──────── Data lines

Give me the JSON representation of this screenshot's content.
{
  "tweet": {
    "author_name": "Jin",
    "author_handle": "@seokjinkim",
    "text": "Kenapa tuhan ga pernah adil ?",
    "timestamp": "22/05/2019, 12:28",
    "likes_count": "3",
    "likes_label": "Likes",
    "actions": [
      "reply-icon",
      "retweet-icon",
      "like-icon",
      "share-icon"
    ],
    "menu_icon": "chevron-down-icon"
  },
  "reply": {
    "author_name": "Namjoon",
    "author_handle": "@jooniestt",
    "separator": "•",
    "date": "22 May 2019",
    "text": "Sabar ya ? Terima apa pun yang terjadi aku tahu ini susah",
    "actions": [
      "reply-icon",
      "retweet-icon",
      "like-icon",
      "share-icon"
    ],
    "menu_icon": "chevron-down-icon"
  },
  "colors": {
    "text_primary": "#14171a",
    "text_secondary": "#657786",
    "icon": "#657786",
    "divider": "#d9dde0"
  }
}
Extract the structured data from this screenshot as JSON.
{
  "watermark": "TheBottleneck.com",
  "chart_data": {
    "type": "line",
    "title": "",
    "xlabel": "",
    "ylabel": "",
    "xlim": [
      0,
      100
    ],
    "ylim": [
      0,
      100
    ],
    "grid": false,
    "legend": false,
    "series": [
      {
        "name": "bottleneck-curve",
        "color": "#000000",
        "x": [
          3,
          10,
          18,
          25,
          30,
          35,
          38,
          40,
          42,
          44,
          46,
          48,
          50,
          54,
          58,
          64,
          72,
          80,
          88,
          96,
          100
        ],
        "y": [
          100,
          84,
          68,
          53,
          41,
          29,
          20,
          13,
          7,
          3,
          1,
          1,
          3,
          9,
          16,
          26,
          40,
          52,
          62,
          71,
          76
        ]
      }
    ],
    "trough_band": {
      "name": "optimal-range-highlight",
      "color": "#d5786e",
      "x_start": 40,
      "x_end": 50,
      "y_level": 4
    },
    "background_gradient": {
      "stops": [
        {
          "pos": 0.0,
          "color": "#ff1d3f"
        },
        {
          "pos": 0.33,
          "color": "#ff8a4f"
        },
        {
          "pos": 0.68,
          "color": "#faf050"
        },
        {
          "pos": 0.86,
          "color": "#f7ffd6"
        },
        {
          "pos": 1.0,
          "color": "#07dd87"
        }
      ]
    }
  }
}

────────────────

§ **Stated task**:
Find the lines holding "JSON" and list every one.

§ **Written solution**:
Give me the JSON representation of this screenshot's content.
Extract the structured data from this screenshot as JSON.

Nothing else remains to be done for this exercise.